> _PROBLEM TO WORK ON_:
Reproduce the data in its entirety, exactly as supplied.

================

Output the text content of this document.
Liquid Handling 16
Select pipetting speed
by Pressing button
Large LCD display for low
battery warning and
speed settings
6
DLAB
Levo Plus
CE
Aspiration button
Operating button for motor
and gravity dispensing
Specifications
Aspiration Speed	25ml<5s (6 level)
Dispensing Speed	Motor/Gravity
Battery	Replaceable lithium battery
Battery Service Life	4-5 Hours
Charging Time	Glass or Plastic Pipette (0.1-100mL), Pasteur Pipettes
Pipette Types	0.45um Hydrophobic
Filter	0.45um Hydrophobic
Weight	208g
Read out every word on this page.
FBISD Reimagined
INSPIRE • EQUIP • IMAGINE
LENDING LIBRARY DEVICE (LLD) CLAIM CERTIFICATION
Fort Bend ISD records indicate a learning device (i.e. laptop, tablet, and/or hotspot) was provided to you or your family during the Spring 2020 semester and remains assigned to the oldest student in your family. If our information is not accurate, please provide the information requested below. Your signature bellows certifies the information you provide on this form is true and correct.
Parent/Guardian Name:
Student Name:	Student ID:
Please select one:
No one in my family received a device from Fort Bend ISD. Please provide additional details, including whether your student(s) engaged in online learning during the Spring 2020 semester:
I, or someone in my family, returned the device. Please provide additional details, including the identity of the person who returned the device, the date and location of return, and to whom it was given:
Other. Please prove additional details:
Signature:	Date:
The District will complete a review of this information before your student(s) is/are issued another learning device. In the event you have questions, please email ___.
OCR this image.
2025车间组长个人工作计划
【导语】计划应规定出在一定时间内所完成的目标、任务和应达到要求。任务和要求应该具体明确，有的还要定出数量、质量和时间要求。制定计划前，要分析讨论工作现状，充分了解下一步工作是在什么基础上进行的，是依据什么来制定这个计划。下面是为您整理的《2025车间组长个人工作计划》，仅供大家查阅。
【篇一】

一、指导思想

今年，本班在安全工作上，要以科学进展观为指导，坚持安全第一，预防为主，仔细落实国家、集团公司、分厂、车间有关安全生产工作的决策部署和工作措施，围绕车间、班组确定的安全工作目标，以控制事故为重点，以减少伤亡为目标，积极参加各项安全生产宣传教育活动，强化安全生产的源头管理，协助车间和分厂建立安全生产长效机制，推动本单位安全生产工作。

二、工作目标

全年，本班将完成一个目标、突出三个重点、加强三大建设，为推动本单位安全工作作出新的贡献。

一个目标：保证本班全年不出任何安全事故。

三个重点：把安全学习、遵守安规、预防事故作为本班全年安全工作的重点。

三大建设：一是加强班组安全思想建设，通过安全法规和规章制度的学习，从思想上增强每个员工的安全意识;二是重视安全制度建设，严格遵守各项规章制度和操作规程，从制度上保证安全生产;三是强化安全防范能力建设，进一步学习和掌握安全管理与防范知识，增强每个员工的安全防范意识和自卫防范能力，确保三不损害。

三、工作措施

================

> _WRITTEN RESPONSE_:
Output the text content of this document.
Liquid Handling 16
Select pipetting speed
by Pressing button
Large LCD display for low
battery warning and
speed settings
6
DLAB
Levo Plus
CE
Aspiration button
Operating button for motor
and gravity dispensing
Specifications
Aspiration Speed	25ml<5s (6 level)
Dispensing Speed	Motor/Gravity
Battery	Replaceable lithium battery
Battery Service Life	4-5 Hours
Charging Time	Glass or Plastic Pipette (0.1-100mL), Pasteur Pipettes
Pipette Types	0.45um Hydrophobic
Filter	0.45um Hydrophobic
Weight	208g
Read out every word on this page.
FBISD Reimagined
INSPIRE • EQUIP • IMAGINE
LENDING LIBRARY DEVICE (LLD) CLAIM CERTIFICATION
Fort Bend ISD records indicate a learning device (i.e. laptop, tablet, and/or hotspot) was provided to you or your family during the Spring 2020 semester and remains assigned to the oldest student in your family. If our information is not accurate, please provide the information requested below. Your signature bellows certifies the information you provide on this form is true and correct.
Parent/Guardian Name:
Student Name:	Student ID:
Please select one:
No one in my family received a device from Fort Bend ISD. Please provide additional details, including whether your student(s) engaged in online learning during the Spring 2020 semester:
I, or someone in my family, returned the device. Please provide additional details, including the identity of the person who returned the device, the date and location of return, and to whom it was given:
Other. Please prove additional details:
Signature:	Date:
The District will complete a review of this information before your student(s) is/are issued another learning device. In the event you have questions, please email ___.
OCR this image.
2025车间组长个人工作计划
【导语】计划应规定出在一定时间内所完成的目标、任务和应达到要求。任务和要求应该具体明确，有的还要定出数量、质量和时间要求。制定计划前，要分析讨论工作现状，充分了解下一步工作是在什么基础上进行的，是依据什么来制定这个计划。下面是为您整理的《2025车间组长个人工作计划》，仅供大家查阅。
【篇一】

一、指导思想

今年，本班在安全工作上，要以科学进展观为指导，坚持安全第一，预防为主，仔细落实国家、集团公司、分厂、车间有关安全生产工作的决策部署和工作措施，围绕车间、班组确定的安全工作目标，以控制事故为重点，以减少伤亡为目标，积极参加各项安全生产宣传教育活动，强化安全生产的源头管理，协助车间和分厂建立安全生产长效机制，推动本单位安全生产工作。

二、工作目标

全年，本班将完成一个目标、突出三个重点、加强三大建设，为推动本单位安全工作作出新的贡献。

一个目标：保证本班全年不出任何安全事故。

三个重点：把安全学习、遵守安规、预防事故作为本班全年安全工作的重点。

三大建设：一是加强班组安全思想建设，通过安全法规和规章制度的学习，从思想上增强每个员工的安全意识;二是重视安全制度建设，严格遵守各项规章制度和操作规程，从制度上保证安全生产;三是强化安全防范能力建设，进一步学习和掌握安全管理与防范知识，增强每个员工的安全防范意识和自卫防范能力，确保三不损害。

三、工作措施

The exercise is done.